Stored data entries
— begin —

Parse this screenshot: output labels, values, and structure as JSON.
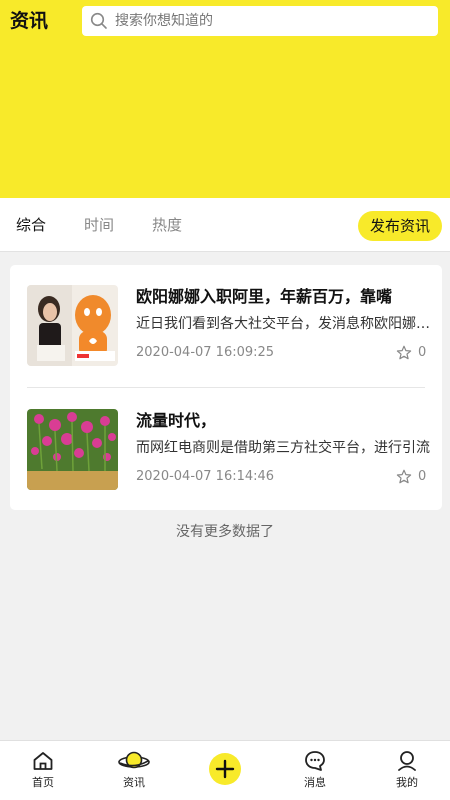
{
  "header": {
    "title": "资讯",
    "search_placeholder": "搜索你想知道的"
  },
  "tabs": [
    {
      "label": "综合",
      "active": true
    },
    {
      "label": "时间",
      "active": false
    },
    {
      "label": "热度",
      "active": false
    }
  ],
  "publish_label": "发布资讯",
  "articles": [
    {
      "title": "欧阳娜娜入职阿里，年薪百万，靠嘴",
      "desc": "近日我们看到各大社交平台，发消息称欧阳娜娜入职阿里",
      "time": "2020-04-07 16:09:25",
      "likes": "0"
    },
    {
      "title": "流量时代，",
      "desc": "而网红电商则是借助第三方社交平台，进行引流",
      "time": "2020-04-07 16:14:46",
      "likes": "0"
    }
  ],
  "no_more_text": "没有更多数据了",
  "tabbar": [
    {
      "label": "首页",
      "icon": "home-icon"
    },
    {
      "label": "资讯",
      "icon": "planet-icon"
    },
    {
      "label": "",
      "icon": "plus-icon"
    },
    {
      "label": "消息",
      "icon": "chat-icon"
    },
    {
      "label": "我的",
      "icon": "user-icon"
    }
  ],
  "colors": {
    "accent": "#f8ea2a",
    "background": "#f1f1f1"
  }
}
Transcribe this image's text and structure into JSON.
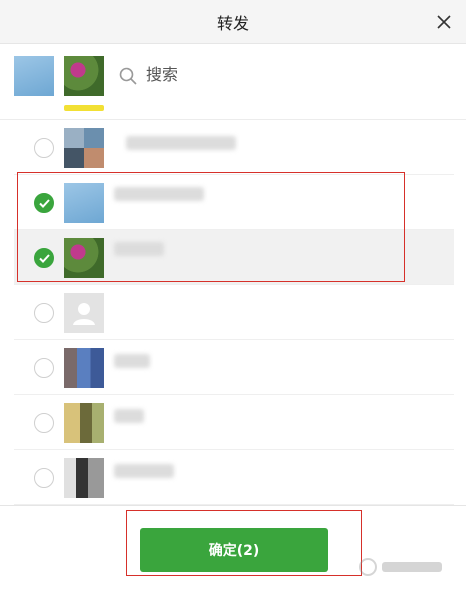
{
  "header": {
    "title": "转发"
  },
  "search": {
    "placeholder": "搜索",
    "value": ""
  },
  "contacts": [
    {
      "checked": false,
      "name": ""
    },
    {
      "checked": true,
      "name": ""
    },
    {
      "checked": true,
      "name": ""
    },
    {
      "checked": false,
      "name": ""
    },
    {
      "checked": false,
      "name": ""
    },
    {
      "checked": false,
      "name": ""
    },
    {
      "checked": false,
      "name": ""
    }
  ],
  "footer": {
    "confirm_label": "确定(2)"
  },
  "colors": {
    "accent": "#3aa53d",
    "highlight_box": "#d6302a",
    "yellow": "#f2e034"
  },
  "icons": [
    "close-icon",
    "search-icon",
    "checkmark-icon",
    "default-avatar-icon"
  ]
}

— end —

◆ Aim of the task
Set down exactly and only the lines from the line that contains "Transcribe this image's" through the last line of the entries above, with both of those lines included and the pictures left out.

◆ Result of the task
Transcribe this image's text and structure into JSON.
{
  "header": {
    "title": "转发"
  },
  "search": {
    "placeholder": "搜索",
    "value": ""
  },
  "contacts": [
    {
      "checked": false,
      "name": ""
    },
    {
      "checked": true,
      "name": ""
    },
    {
      "checked": true,
      "name": ""
    },
    {
      "checked": false,
      "name": ""
    },
    {
      "checked": false,
      "name": ""
    },
    {
      "checked": false,
      "name": ""
    },
    {
      "checked": false,
      "name": ""
    }
  ],
  "footer": {
    "confirm_label": "确定(2)"
  },
  "colors": {
    "accent": "#3aa53d",
    "highlight_box": "#d6302a",
    "yellow": "#f2e034"
  },
  "icons": [
    "close-icon",
    "search-icon",
    "checkmark-icon",
    "default-avatar-icon"
  ]
}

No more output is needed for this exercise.